Collection entries:
>>>>
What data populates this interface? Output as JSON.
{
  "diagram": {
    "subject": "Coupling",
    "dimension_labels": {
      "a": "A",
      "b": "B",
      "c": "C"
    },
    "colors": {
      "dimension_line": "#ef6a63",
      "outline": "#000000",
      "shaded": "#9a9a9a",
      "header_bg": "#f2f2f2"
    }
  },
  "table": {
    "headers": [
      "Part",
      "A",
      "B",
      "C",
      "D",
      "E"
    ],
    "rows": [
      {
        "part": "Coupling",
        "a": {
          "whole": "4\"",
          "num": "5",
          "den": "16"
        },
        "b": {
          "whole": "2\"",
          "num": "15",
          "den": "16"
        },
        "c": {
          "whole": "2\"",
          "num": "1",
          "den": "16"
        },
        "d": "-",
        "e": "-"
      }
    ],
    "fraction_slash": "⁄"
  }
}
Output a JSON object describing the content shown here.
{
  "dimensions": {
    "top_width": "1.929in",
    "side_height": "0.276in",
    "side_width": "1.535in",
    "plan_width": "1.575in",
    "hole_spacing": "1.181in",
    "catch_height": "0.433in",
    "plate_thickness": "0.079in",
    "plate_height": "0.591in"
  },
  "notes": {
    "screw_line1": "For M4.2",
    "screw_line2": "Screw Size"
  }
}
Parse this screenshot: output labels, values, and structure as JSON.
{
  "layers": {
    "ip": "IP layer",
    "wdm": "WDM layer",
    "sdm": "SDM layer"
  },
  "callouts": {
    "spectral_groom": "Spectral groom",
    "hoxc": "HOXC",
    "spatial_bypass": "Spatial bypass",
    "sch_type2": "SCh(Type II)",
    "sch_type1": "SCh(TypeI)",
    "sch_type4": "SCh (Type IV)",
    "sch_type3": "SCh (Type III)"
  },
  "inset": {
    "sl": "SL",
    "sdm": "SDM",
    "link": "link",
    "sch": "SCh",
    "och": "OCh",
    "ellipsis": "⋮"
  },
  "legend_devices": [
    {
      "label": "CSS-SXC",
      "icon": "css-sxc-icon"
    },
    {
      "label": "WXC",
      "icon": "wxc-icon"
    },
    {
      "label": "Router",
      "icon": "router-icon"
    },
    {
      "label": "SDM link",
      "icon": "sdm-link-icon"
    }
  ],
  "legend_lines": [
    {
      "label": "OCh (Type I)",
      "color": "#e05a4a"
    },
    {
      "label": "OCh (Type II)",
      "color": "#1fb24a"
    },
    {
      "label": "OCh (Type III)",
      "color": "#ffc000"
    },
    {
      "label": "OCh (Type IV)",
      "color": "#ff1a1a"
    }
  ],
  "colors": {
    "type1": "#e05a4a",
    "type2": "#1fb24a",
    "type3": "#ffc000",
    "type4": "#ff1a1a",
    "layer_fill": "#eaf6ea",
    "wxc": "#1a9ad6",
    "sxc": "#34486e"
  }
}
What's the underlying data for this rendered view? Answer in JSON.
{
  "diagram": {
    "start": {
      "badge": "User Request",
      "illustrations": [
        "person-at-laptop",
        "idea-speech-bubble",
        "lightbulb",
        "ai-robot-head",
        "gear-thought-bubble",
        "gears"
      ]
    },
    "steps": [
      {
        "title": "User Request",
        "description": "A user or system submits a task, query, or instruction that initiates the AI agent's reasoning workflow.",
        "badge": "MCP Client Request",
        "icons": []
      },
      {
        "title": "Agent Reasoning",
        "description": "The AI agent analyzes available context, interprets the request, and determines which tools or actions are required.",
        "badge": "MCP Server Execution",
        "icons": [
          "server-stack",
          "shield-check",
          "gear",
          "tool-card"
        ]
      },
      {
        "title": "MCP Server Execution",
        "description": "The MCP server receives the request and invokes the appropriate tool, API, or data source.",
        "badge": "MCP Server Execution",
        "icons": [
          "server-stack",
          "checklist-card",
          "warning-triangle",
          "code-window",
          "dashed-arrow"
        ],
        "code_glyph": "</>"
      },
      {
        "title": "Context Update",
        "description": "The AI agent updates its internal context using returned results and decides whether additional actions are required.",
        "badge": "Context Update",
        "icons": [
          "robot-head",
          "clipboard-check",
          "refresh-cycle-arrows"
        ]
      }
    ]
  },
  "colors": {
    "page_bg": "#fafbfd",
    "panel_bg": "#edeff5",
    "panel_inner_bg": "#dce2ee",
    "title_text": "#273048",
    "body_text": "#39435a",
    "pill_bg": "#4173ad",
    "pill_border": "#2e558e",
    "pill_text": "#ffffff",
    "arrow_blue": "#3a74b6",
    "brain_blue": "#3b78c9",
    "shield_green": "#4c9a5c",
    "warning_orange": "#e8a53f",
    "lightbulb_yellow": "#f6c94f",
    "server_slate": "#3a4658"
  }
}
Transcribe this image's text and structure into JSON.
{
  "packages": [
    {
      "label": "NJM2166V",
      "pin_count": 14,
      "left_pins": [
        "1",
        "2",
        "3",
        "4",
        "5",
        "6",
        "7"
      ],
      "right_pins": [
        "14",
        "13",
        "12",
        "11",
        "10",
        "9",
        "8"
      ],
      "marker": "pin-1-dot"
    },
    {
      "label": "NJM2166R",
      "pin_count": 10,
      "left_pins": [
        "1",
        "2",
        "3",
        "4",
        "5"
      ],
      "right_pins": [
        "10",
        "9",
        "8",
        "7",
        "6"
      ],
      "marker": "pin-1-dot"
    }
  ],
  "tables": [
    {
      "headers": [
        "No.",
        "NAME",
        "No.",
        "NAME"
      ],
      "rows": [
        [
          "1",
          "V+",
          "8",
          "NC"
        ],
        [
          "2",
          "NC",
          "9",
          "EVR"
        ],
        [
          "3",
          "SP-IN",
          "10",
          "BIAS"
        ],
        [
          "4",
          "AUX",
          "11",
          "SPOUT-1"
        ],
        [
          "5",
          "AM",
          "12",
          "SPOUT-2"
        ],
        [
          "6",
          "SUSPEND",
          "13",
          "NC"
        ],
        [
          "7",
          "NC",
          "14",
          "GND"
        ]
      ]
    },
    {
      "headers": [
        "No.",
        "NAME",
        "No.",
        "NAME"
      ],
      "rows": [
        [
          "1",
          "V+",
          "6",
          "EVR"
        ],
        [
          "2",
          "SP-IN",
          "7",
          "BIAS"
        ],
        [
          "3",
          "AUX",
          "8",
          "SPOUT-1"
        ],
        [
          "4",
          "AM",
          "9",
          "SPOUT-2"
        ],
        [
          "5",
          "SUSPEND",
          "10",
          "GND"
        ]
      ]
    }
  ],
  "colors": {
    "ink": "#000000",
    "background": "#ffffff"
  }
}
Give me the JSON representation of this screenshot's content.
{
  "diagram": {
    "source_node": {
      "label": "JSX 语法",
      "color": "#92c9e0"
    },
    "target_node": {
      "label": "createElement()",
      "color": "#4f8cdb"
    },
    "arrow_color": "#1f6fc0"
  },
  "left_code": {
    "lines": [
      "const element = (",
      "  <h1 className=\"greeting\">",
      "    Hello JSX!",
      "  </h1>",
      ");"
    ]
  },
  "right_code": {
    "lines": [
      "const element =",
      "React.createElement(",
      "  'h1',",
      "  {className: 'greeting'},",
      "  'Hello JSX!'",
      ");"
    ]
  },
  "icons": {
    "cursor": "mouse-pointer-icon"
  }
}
<<<<
▶ **Objective**:
Your task is to print the whole listing again exactly.

▶ **Task output**:
What data populates this interface? Output as JSON.
{
  "diagram": {
    "subject": "Coupling",
    "dimension_labels": {
      "a": "A",
      "b": "B",
      "c": "C"
    },
    "colors": {
      "dimension_line": "#ef6a63",
      "outline": "#000000",
      "shaded": "#9a9a9a",
      "header_bg": "#f2f2f2"
    }
  },
  "table": {
    "headers": [
      "Part",
      "A",
      "B",
      "C",
      "D",
      "E"
    ],
    "rows": [
      {
        "part": "Coupling",
        "a": {
          "whole": "4\"",
          "num": "5",
          "den": "16"
        },
        "b": {
          "whole": "2\"",
          "num": "15",
          "den": "16"
        },
        "c": {
          "whole": "2\"",
          "num": "1",
          "den": "16"
        },
        "d": "-",
        "e": "-"
      }
    ],
    "fraction_slash": "⁄"
  }
}
Output a JSON object describing the content shown here.
{
  "dimensions": {
    "top_width": "1.929in",
    "side_height": "0.276in",
    "side_width": "1.535in",
    "plan_width": "1.575in",
    "hole_spacing": "1.181in",
    "catch_height": "0.433in",
    "plate_thickness": "0.079in",
    "plate_height": "0.591in"
  },
  "notes": {
    "screw_line1": "For M4.2",
    "screw_line2": "Screw Size"
  }
}
Parse this screenshot: output labels, values, and structure as JSON.
{
  "layers": {
    "ip": "IP layer",
    "wdm": "WDM layer",
    "sdm": "SDM layer"
  },
  "callouts": {
    "spectral_groom": "Spectral groom",
    "hoxc": "HOXC",
    "spatial_bypass": "Spatial bypass",
    "sch_type2": "SCh(Type II)",
    "sch_type1": "SCh(TypeI)",
    "sch_type4": "SCh (Type IV)",
    "sch_type3": "SCh (Type III)"
  },
  "inset": {
    "sl": "SL",
    "sdm": "SDM",
    "link": "link",
    "sch": "SCh",
    "och": "OCh",
    "ellipsis": "⋮"
  },
  "legend_devices": [
    {
      "label": "CSS-SXC",
      "icon": "css-sxc-icon"
    },
    {
      "label": "WXC",
      "icon": "wxc-icon"
    },
    {
      "label": "Router",
      "icon": "router-icon"
    },
    {
      "label": "SDM link",
      "icon": "sdm-link-icon"
    }
  ],
  "legend_lines": [
    {
      "label": "OCh (Type I)",
      "color": "#e05a4a"
    },
    {
      "label": "OCh (Type II)",
      "color": "#1fb24a"
    },
    {
      "label": "OCh (Type III)",
      "color": "#ffc000"
    },
    {
      "label": "OCh (Type IV)",
      "color": "#ff1a1a"
    }
  ],
  "colors": {
    "type1": "#e05a4a",
    "type2": "#1fb24a",
    "type3": "#ffc000",
    "type4": "#ff1a1a",
    "layer_fill": "#eaf6ea",
    "wxc": "#1a9ad6",
    "sxc": "#34486e"
  }
}
What's the underlying data for this rendered view? Answer in JSON.
{
  "diagram": {
    "start": {
      "badge": "User Request",
      "illustrations": [
        "person-at-laptop",
        "idea-speech-bubble",
        "lightbulb",
        "ai-robot-head",
        "gear-thought-bubble",
        "gears"
      ]
    },
    "steps": [
      {
        "title": "User Request",
        "description": "A user or system submits a task, query, or instruction that initiates the AI agent's reasoning workflow.",
        "badge": "MCP Client Request",
        "icons": []
      },
      {
        "title": "Agent Reasoning",
        "description": "The AI agent analyzes available context, interprets the request, and determines which tools or actions are required.",
        "badge": "MCP Server Execution",
        "icons": [
          "server-stack",
          "shield-check",
          "gear",
          "tool-card"
        ]
      },
      {
        "title": "MCP Server Execution",
        "description": "The MCP server receives the request and invokes the appropriate tool, API, or data source.",
        "badge": "MCP Server Execution",
        "icons": [
          "server-stack",
          "checklist-card",
          "warning-triangle",
          "code-window",
          "dashed-arrow"
        ],
        "code_glyph": "</>"
      },
      {
        "title": "Context Update",
        "description": "The AI agent updates its internal context using returned results and decides whether additional actions are required.",
        "badge": "Context Update",
        "icons": [
          "robot-head",
          "clipboard-check",
          "refresh-cycle-arrows"
        ]
      }
    ]
  },
  "colors": {
    "page_bg": "#fafbfd",
    "panel_bg": "#edeff5",
    "panel_inner_bg": "#dce2ee",
    "title_text": "#273048",
    "body_text": "#39435a",
    "pill_bg": "#4173ad",
    "pill_border": "#2e558e",
    "pill_text": "#ffffff",
    "arrow_blue": "#3a74b6",
    "brain_blue": "#3b78c9",
    "shield_green": "#4c9a5c",
    "warning_orange": "#e8a53f",
    "lightbulb_yellow": "#f6c94f",
    "server_slate": "#3a4658"
  }
}
Transcribe this image's text and structure into JSON.
{
  "packages": [
    {
      "label": "NJM2166V",
      "pin_count": 14,
      "left_pins": [
        "1",
        "2",
        "3",
        "4",
        "5",
        "6",
        "7"
      ],
      "right_pins": [
        "14",
        "13",
        "12",
        "11",
        "10",
        "9",
        "8"
      ],
      "marker": "pin-1-dot"
    },
    {
      "label": "NJM2166R",
      "pin_count": 10,
      "left_pins": [
        "1",
        "2",
        "3",
        "4",
        "5"
      ],
      "right_pins": [
        "10",
        "9",
        "8",
        "7",
        "6"
      ],
      "marker": "pin-1-dot"
    }
  ],
  "tables": [
    {
      "headers": [
        "No.",
        "NAME",
        "No.",
        "NAME"
      ],
      "rows": [
        [
          "1",
          "V+",
          "8",
          "NC"
        ],
        [
          "2",
          "NC",
          "9",
          "EVR"
        ],
        [
          "3",
          "SP-IN",
          "10",
          "BIAS"
        ],
        [
          "4",
          "AUX",
          "11",
          "SPOUT-1"
        ],
        [
          "5",
          "AM",
          "12",
          "SPOUT-2"
        ],
        [
          "6",
          "SUSPEND",
          "13",
          "NC"
        ],
        [
          "7",
          "NC",
          "14",
          "GND"
        ]
      ]
    },
    {
      "headers": [
        "No.",
        "NAME",
        "No.",
        "NAME"
      ],
      "rows": [
        [
          "1",
          "V+",
          "6",
          "EVR"
        ],
        [
          "2",
          "SP-IN",
          "7",
          "BIAS"
        ],
        [
          "3",
          "AUX",
          "8",
          "SPOUT-1"
        ],
        [
          "4",
          "AM",
          "9",
          "SPOUT-2"
        ],
        [
          "5",
          "SUSPEND",
          "10",
          "GND"
        ]
      ]
    }
  ],
  "colors": {
    "ink": "#000000",
    "background": "#ffffff"
  }
}
Give me the JSON representation of this screenshot's content.
{
  "diagram": {
    "source_node": {
      "label": "JSX 语法",
      "color": "#92c9e0"
    },
    "target_node": {
      "label": "createElement()",
      "color": "#4f8cdb"
    },
    "arrow_color": "#1f6fc0"
  },
  "left_code": {
    "lines": [
      "const element = (",
      "  <h1 className=\"greeting\">",
      "    Hello JSX!",
      "  </h1>",
      ");"
    ]
  },
  "right_code": {
    "lines": [
      "const element =",
      "React.createElement(",
      "  'h1',",
      "  {className: 'greeting'},",
      "  'Hello JSX!'",
      ");"
    ]
  },
  "icons": {
    "cursor": "mouse-pointer-icon"
  }
}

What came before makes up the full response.